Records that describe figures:
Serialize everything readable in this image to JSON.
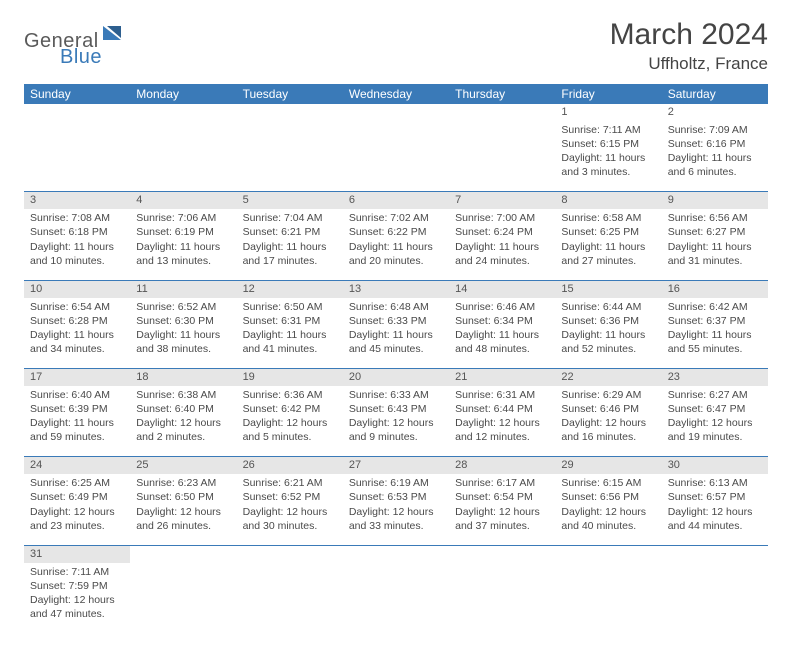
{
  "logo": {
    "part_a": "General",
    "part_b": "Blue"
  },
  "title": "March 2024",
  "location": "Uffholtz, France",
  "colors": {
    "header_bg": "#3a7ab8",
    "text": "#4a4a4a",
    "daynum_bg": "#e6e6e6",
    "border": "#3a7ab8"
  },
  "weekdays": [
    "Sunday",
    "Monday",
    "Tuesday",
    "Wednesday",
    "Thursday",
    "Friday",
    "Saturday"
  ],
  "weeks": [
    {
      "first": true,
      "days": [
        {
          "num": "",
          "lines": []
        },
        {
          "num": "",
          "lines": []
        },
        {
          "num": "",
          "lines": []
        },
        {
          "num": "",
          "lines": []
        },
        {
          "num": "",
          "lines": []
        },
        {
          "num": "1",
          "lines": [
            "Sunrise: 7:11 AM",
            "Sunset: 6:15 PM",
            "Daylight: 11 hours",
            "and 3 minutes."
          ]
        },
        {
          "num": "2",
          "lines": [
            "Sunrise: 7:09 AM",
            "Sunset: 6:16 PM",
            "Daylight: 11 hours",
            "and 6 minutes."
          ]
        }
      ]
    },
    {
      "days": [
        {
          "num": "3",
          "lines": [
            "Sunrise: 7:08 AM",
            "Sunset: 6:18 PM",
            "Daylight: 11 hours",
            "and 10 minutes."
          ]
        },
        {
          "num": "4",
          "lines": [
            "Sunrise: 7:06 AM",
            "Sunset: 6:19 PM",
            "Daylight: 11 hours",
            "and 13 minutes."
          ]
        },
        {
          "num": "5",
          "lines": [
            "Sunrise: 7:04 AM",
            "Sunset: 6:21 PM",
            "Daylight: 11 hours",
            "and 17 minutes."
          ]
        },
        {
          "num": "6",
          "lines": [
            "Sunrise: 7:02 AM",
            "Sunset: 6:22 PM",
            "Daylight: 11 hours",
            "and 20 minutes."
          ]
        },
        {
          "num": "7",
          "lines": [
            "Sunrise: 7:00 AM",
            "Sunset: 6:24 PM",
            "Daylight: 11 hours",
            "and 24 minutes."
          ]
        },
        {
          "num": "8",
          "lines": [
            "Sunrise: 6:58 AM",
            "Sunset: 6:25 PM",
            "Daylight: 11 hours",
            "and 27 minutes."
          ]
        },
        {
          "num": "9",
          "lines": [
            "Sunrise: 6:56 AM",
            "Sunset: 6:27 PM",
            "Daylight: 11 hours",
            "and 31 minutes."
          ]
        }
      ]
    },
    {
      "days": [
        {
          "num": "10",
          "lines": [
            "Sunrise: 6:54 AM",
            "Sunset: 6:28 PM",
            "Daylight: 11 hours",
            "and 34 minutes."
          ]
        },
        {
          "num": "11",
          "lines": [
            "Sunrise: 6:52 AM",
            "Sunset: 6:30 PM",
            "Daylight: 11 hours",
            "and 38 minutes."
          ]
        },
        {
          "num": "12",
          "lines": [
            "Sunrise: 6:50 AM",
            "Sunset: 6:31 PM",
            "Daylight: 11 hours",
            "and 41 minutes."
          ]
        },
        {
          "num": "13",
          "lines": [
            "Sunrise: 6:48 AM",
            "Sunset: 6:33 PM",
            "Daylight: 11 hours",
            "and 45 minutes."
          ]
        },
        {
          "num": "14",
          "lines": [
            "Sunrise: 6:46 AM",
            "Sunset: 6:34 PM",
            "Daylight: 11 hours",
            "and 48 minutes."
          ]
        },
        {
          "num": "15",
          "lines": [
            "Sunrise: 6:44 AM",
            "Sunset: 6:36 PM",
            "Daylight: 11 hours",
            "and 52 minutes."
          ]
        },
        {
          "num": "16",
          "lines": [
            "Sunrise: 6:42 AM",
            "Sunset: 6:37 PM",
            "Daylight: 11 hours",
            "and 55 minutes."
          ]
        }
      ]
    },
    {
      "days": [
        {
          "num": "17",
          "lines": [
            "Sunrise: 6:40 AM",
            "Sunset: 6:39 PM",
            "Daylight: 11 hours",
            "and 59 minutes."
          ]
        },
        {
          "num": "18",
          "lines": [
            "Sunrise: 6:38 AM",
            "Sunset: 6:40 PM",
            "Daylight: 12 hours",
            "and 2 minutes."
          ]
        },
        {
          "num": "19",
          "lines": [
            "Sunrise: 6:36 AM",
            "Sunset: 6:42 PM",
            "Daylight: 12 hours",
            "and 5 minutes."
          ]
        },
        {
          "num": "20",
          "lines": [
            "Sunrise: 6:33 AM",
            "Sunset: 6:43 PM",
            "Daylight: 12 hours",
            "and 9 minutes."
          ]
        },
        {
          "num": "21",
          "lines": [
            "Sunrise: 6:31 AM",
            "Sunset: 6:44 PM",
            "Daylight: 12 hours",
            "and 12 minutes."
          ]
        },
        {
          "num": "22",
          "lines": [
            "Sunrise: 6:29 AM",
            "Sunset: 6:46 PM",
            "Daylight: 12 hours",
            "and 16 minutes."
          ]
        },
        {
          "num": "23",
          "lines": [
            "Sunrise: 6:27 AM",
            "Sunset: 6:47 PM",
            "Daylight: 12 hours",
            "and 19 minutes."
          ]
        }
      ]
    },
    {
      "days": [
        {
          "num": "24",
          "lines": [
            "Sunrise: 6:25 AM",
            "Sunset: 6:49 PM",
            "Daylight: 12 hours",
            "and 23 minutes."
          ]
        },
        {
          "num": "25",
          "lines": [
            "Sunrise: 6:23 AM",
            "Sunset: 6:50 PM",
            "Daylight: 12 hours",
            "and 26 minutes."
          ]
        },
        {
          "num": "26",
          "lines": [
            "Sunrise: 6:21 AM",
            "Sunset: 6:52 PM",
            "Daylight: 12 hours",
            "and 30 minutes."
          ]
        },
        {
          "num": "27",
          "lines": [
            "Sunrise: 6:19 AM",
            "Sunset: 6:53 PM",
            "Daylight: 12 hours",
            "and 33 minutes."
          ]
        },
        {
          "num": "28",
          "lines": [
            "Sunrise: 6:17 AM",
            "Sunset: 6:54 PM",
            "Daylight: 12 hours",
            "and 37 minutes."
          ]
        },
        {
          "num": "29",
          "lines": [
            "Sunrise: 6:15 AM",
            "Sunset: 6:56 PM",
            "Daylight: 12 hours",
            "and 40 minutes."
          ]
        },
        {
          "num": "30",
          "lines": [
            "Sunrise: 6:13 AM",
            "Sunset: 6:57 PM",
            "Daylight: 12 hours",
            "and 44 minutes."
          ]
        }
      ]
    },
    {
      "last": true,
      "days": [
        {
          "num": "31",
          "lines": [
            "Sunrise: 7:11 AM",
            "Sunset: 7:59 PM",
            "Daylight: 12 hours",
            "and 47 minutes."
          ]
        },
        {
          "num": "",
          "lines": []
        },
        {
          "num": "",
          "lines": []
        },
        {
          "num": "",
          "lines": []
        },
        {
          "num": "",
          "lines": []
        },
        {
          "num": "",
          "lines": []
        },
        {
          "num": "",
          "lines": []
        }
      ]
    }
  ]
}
==
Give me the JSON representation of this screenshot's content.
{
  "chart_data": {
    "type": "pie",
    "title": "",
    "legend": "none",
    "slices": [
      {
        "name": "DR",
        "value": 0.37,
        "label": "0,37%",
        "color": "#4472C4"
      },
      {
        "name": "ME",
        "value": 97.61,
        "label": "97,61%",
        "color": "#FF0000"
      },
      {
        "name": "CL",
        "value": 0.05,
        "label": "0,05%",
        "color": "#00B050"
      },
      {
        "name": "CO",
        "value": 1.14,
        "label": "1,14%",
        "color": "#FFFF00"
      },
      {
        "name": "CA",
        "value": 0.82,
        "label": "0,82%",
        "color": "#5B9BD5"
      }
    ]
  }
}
--
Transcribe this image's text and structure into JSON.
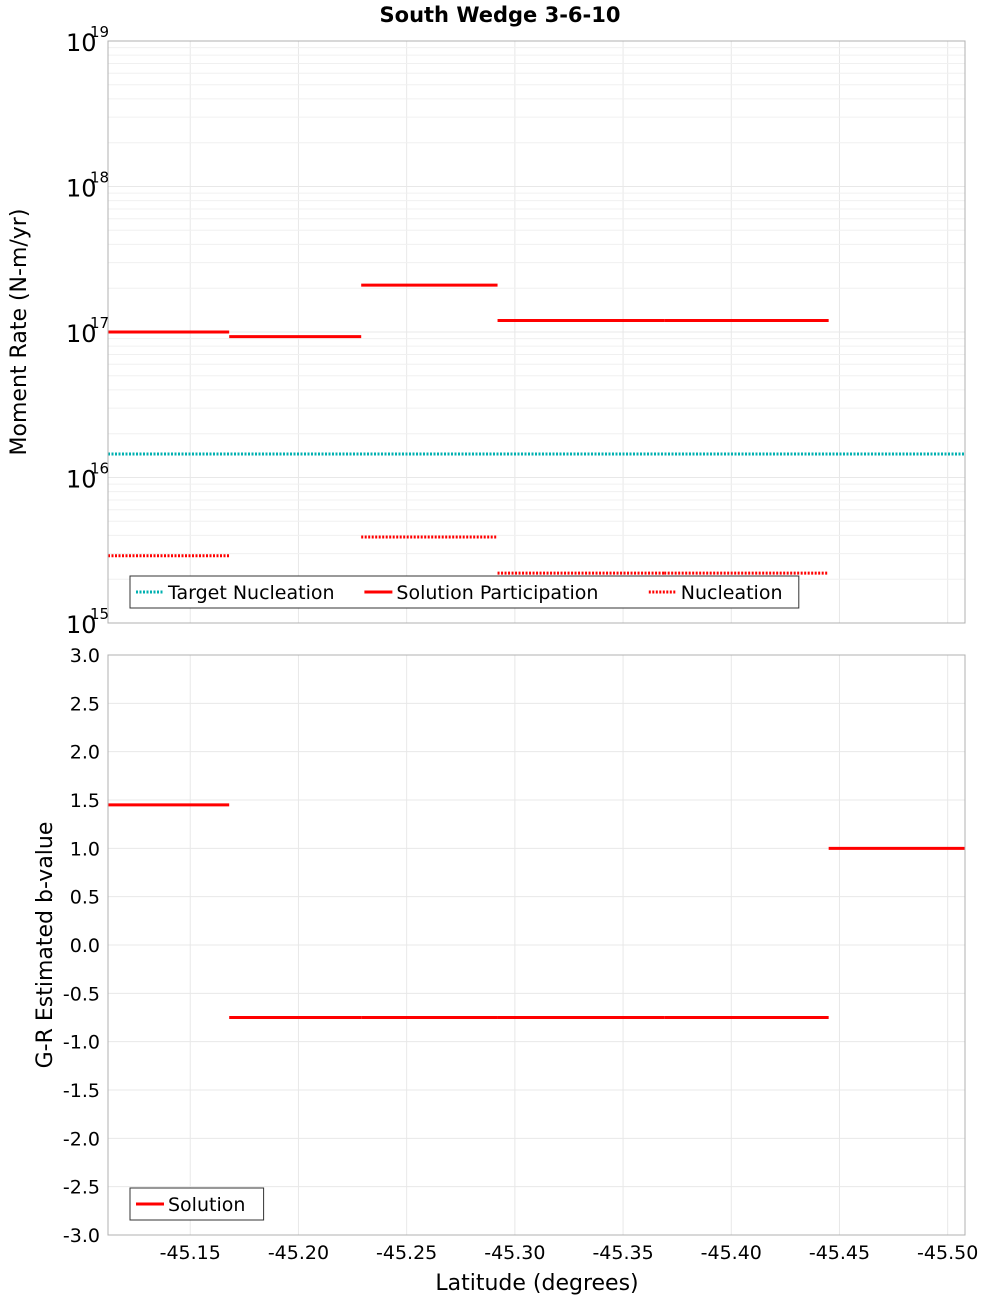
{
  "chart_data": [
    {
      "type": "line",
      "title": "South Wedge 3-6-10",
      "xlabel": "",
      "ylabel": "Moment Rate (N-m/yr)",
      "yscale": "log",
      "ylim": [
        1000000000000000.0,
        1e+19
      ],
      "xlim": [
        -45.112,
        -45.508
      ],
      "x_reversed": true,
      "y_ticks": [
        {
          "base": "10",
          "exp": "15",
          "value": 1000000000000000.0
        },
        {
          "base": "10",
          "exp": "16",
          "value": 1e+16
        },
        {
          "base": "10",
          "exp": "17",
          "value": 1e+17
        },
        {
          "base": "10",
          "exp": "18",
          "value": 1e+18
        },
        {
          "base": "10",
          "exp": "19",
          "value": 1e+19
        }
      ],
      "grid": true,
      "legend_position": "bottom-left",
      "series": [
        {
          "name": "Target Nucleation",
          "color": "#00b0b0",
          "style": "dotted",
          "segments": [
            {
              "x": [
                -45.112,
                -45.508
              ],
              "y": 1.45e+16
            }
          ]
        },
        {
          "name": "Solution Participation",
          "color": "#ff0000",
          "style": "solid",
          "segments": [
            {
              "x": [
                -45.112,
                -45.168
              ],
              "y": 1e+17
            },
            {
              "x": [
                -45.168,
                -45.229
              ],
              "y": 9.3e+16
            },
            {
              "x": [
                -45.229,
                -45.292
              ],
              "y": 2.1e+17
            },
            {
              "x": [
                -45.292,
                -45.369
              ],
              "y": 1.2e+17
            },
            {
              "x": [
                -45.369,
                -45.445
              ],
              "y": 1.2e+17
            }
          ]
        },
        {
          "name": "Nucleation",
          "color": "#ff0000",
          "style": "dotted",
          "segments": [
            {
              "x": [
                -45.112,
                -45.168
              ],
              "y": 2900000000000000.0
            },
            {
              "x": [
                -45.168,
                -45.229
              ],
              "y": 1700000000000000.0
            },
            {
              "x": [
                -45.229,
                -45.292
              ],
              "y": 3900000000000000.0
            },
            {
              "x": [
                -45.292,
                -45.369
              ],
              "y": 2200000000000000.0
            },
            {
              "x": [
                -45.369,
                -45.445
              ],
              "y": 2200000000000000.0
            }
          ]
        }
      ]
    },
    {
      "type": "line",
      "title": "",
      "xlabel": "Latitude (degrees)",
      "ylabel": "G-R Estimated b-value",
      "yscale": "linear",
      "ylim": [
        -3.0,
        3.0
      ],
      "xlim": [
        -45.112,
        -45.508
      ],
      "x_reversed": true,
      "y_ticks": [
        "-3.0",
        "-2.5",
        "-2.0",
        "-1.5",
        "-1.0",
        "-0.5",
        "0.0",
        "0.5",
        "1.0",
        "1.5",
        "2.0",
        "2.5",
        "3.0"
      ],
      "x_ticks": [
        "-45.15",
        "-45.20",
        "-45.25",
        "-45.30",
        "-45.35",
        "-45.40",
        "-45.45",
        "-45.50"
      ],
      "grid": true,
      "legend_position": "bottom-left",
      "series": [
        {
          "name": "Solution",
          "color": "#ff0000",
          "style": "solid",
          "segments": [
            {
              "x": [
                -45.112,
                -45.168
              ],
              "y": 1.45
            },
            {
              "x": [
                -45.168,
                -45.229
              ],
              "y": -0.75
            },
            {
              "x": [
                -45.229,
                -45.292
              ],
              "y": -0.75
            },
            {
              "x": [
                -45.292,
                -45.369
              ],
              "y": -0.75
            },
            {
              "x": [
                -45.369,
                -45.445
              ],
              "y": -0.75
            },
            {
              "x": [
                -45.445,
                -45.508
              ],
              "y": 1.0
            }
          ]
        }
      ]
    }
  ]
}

Task prompt =
Search the records for the word "JSON", then list every line that has it.

Written answer =
Serialize everything readable in this image to JSON.
Give me the JSON representation of this screenshot's content.
Transcribe this image's text and structure into JSON.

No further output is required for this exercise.